# Problem requirements
Below are records to repeat exactly. Omit the pictures from the copy.

═══

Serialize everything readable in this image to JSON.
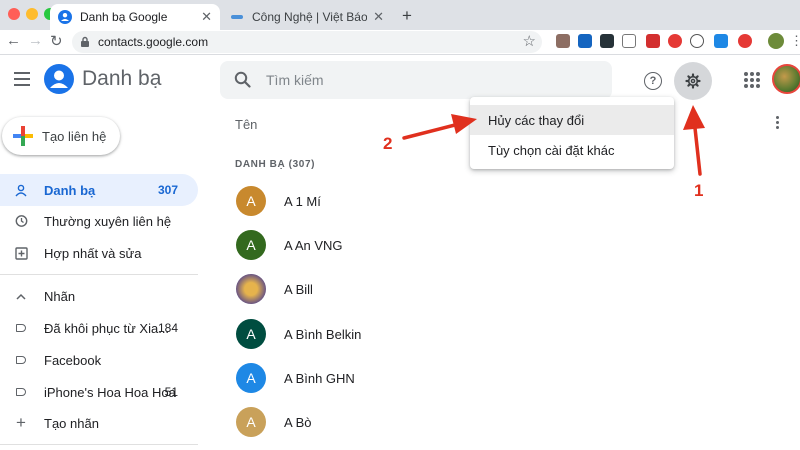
{
  "browser": {
    "tabs": [
      {
        "title": "Danh bạ Google",
        "active": true
      },
      {
        "title": "Công Nghệ | Việt Báo",
        "active": false
      }
    ],
    "url": "contacts.google.com"
  },
  "header": {
    "app_title": "Danh bạ",
    "search_placeholder": "Tìm kiếm"
  },
  "sidebar": {
    "create_label": "Tạo liên hệ",
    "items": [
      {
        "label": "Danh bạ",
        "count": "307",
        "icon": "person-icon"
      },
      {
        "label": "Thường xuyên liên hệ",
        "count": "",
        "icon": "history-icon"
      },
      {
        "label": "Hợp nhất và sửa",
        "count": "",
        "icon": "merge-icon"
      }
    ],
    "labels_header": "Nhãn",
    "labels": [
      {
        "label": "Đã khôi phục từ Xia...",
        "count": "184"
      },
      {
        "label": "Facebook",
        "count": ""
      },
      {
        "label": "iPhone's Hoa Hoa Hoa",
        "count": "51"
      }
    ],
    "create_label_item": "Tạo nhãn"
  },
  "main": {
    "column_header": "Tên",
    "section_label": "DANH BẠ (307)",
    "contacts": [
      {
        "name": "A 1 Mí",
        "initial": "A",
        "color": "#c8892e"
      },
      {
        "name": "A An VNG",
        "initial": "A",
        "color": "#33691e"
      },
      {
        "name": "A Bill",
        "initial": "",
        "color": "#b8860b"
      },
      {
        "name": "A Bình Belkin",
        "initial": "A",
        "color": "#004d40"
      },
      {
        "name": "A Bình GHN",
        "initial": "A",
        "color": "#1e88e5"
      },
      {
        "name": "A Bò",
        "initial": "A",
        "color": "#c9a15a"
      }
    ]
  },
  "menu": {
    "items": [
      "Hủy các thay đổi",
      "Tùy chọn cài đặt khác"
    ]
  },
  "annotations": [
    "1",
    "2"
  ],
  "colors": {
    "accent": "#1a73e8",
    "arrow": "#e0301e"
  }
}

═══

# Answer to the problem
Serialize everything readable in this image to JSON.
{
  "browser": {
    "tabs": [
      {
        "title": "Danh bạ Google",
        "active": true
      },
      {
        "title": "Công Nghệ | Việt Báo",
        "active": false
      }
    ],
    "url": "contacts.google.com"
  },
  "header": {
    "app_title": "Danh bạ",
    "search_placeholder": "Tìm kiếm"
  },
  "sidebar": {
    "create_label": "Tạo liên hệ",
    "items": [
      {
        "label": "Danh bạ",
        "count": "307",
        "icon": "person-icon"
      },
      {
        "label": "Thường xuyên liên hệ",
        "count": "",
        "icon": "history-icon"
      },
      {
        "label": "Hợp nhất và sửa",
        "count": "",
        "icon": "merge-icon"
      }
    ],
    "labels_header": "Nhãn",
    "labels": [
      {
        "label": "Đã khôi phục từ Xia...",
        "count": "184"
      },
      {
        "label": "Facebook",
        "count": ""
      },
      {
        "label": "iPhone's Hoa Hoa Hoa",
        "count": "51"
      }
    ],
    "create_label_item": "Tạo nhãn"
  },
  "main": {
    "column_header": "Tên",
    "section_label": "DANH BẠ (307)",
    "contacts": [
      {
        "name": "A 1 Mí",
        "initial": "A",
        "color": "#c8892e"
      },
      {
        "name": "A An VNG",
        "initial": "A",
        "color": "#33691e"
      },
      {
        "name": "A Bill",
        "initial": "",
        "color": "#b8860b"
      },
      {
        "name": "A Bình Belkin",
        "initial": "A",
        "color": "#004d40"
      },
      {
        "name": "A Bình GHN",
        "initial": "A",
        "color": "#1e88e5"
      },
      {
        "name": "A Bò",
        "initial": "A",
        "color": "#c9a15a"
      }
    ]
  },
  "menu": {
    "items": [
      "Hủy các thay đổi",
      "Tùy chọn cài đặt khác"
    ]
  },
  "annotations": [
    "1",
    "2"
  ],
  "colors": {
    "accent": "#1a73e8",
    "arrow": "#e0301e"
  }
}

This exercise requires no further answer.